··· Information given
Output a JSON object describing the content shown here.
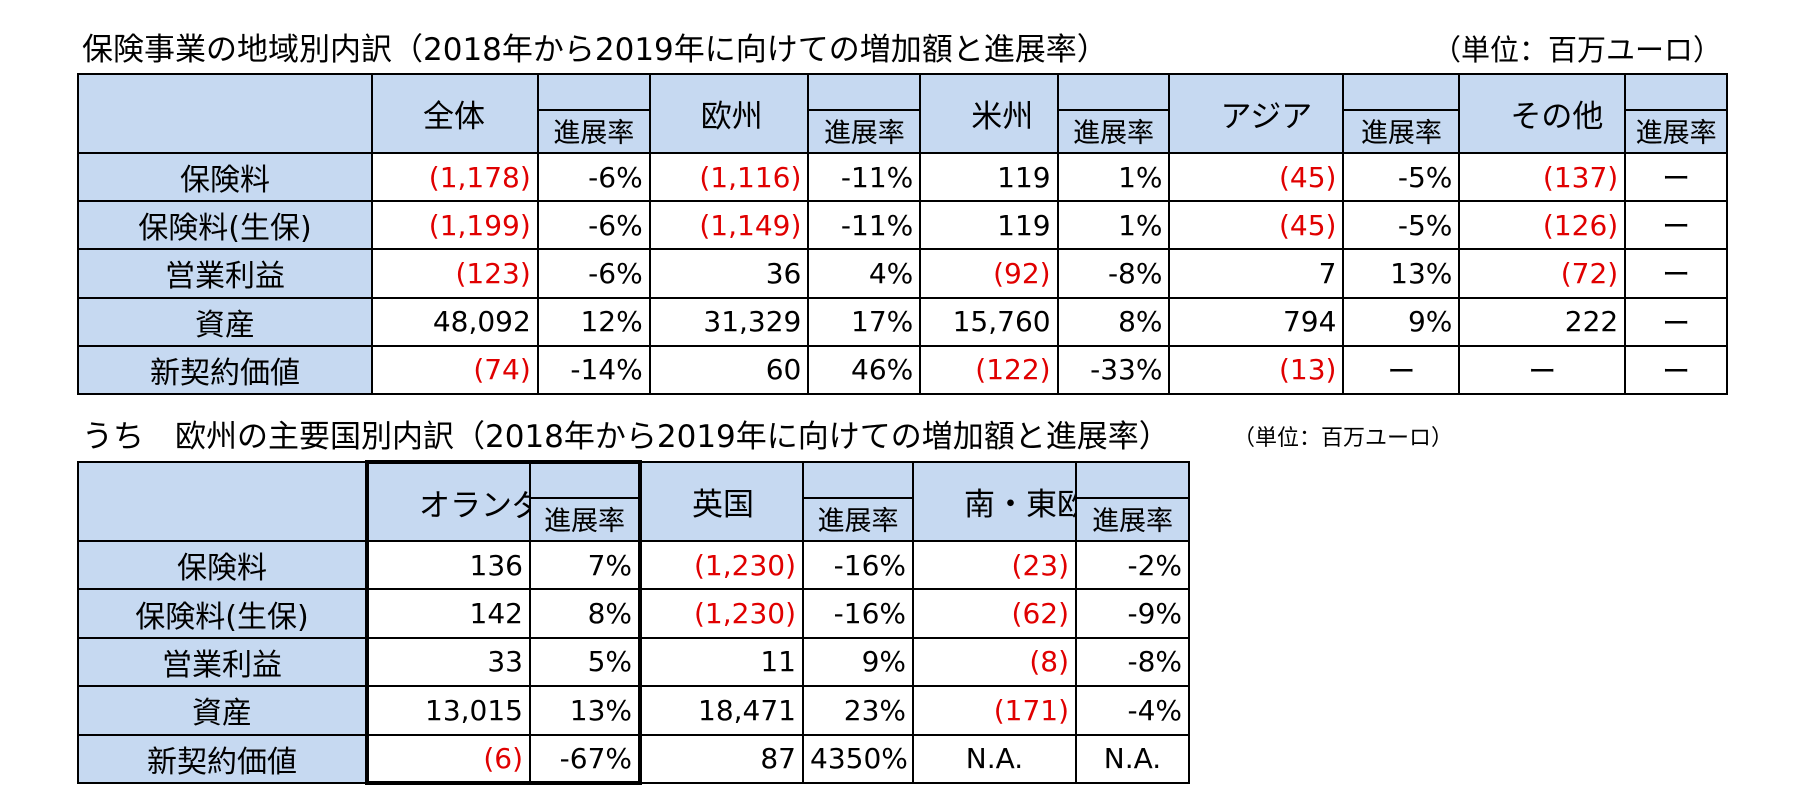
{
  "table1": {
    "title": "保険事業の地域別内訳（2018年から2019年に向けての増加額と進展率）",
    "unit": "（単位：百万ユーロ）",
    "rate_label": "進展率",
    "regions": [
      "全体",
      "欧州",
      "米州",
      "アジア",
      "その他"
    ],
    "rows": [
      {
        "label": "保険料",
        "cells": [
          {
            "v": "(1,178)",
            "neg": true
          },
          {
            "v": "-6%"
          },
          {
            "v": "(1,116)",
            "neg": true
          },
          {
            "v": "-11%"
          },
          {
            "v": "119"
          },
          {
            "v": "1%"
          },
          {
            "v": "(45)",
            "neg": true
          },
          {
            "v": "-5%"
          },
          {
            "v": "(137)",
            "neg": true
          },
          {
            "v": "ー"
          }
        ]
      },
      {
        "label": "保険料(生保)",
        "cells": [
          {
            "v": "(1,199)",
            "neg": true
          },
          {
            "v": "-6%"
          },
          {
            "v": "(1,149)",
            "neg": true
          },
          {
            "v": "-11%"
          },
          {
            "v": "119"
          },
          {
            "v": "1%"
          },
          {
            "v": "(45)",
            "neg": true
          },
          {
            "v": "-5%"
          },
          {
            "v": "(126)",
            "neg": true
          },
          {
            "v": "ー"
          }
        ]
      },
      {
        "label": "営業利益",
        "cells": [
          {
            "v": "(123)",
            "neg": true
          },
          {
            "v": "-6%"
          },
          {
            "v": "36"
          },
          {
            "v": "4%"
          },
          {
            "v": "(92)",
            "neg": true
          },
          {
            "v": "-8%"
          },
          {
            "v": "7"
          },
          {
            "v": "13%"
          },
          {
            "v": "(72)",
            "neg": true
          },
          {
            "v": "ー"
          }
        ]
      },
      {
        "label": "資産",
        "cells": [
          {
            "v": "48,092"
          },
          {
            "v": "12%"
          },
          {
            "v": "31,329"
          },
          {
            "v": "17%"
          },
          {
            "v": "15,760"
          },
          {
            "v": "8%"
          },
          {
            "v": "794"
          },
          {
            "v": "9%"
          },
          {
            "v": "222"
          },
          {
            "v": "ー"
          }
        ]
      },
      {
        "label": "新契約価値",
        "cells": [
          {
            "v": "(74)",
            "neg": true
          },
          {
            "v": "-14%"
          },
          {
            "v": "60"
          },
          {
            "v": "46%"
          },
          {
            "v": "(122)",
            "neg": true
          },
          {
            "v": "-33%"
          },
          {
            "v": "(13)",
            "neg": true
          },
          {
            "v": "ー"
          },
          {
            "v": "ー"
          },
          {
            "v": "ー"
          }
        ]
      }
    ]
  },
  "table2": {
    "title": "うち　欧州の主要国別内訳（2018年から2019年に向けての増加額と進展率）",
    "unit": "（単位：百万ユーロ）",
    "rate_label": "進展率",
    "regions": [
      "オランダ",
      "英国",
      "南・東欧"
    ],
    "rows": [
      {
        "label": "保険料",
        "cells": [
          {
            "v": "136"
          },
          {
            "v": "7%"
          },
          {
            "v": "(1,230)",
            "neg": true
          },
          {
            "v": "-16%"
          },
          {
            "v": "(23)",
            "neg": true
          },
          {
            "v": "-2%"
          }
        ]
      },
      {
        "label": "保険料(生保)",
        "cells": [
          {
            "v": "142"
          },
          {
            "v": "8%"
          },
          {
            "v": "(1,230)",
            "neg": true
          },
          {
            "v": "-16%"
          },
          {
            "v": "(62)",
            "neg": true
          },
          {
            "v": "-9%"
          }
        ]
      },
      {
        "label": "営業利益",
        "cells": [
          {
            "v": "33"
          },
          {
            "v": "5%"
          },
          {
            "v": "11"
          },
          {
            "v": "9%"
          },
          {
            "v": "(8)",
            "neg": true
          },
          {
            "v": "-8%"
          }
        ]
      },
      {
        "label": "資産",
        "cells": [
          {
            "v": "13,015"
          },
          {
            "v": "13%"
          },
          {
            "v": "18,471"
          },
          {
            "v": "23%"
          },
          {
            "v": "(171)",
            "neg": true
          },
          {
            "v": "-4%"
          }
        ]
      },
      {
        "label": "新契約価値",
        "cells": [
          {
            "v": "(6)",
            "neg": true
          },
          {
            "v": "-67%"
          },
          {
            "v": "87"
          },
          {
            "v": "4350%"
          },
          {
            "v": "N.A."
          },
          {
            "v": "N.A."
          }
        ]
      }
    ]
  },
  "colors": {
    "header_bg": "#c6d9f1",
    "negative": "#e00000",
    "border": "#000000"
  }
}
······
== Task ==
Every line above that contains the word "title" should be reported.

== Finished task ==
    "title": "保険事業の地域別内訳（2018年から2019年に向けての増加額と進展率）",
    "title": "うち　欧州の主要国別内訳（2018年から2019年に向けての増加額と進展率）",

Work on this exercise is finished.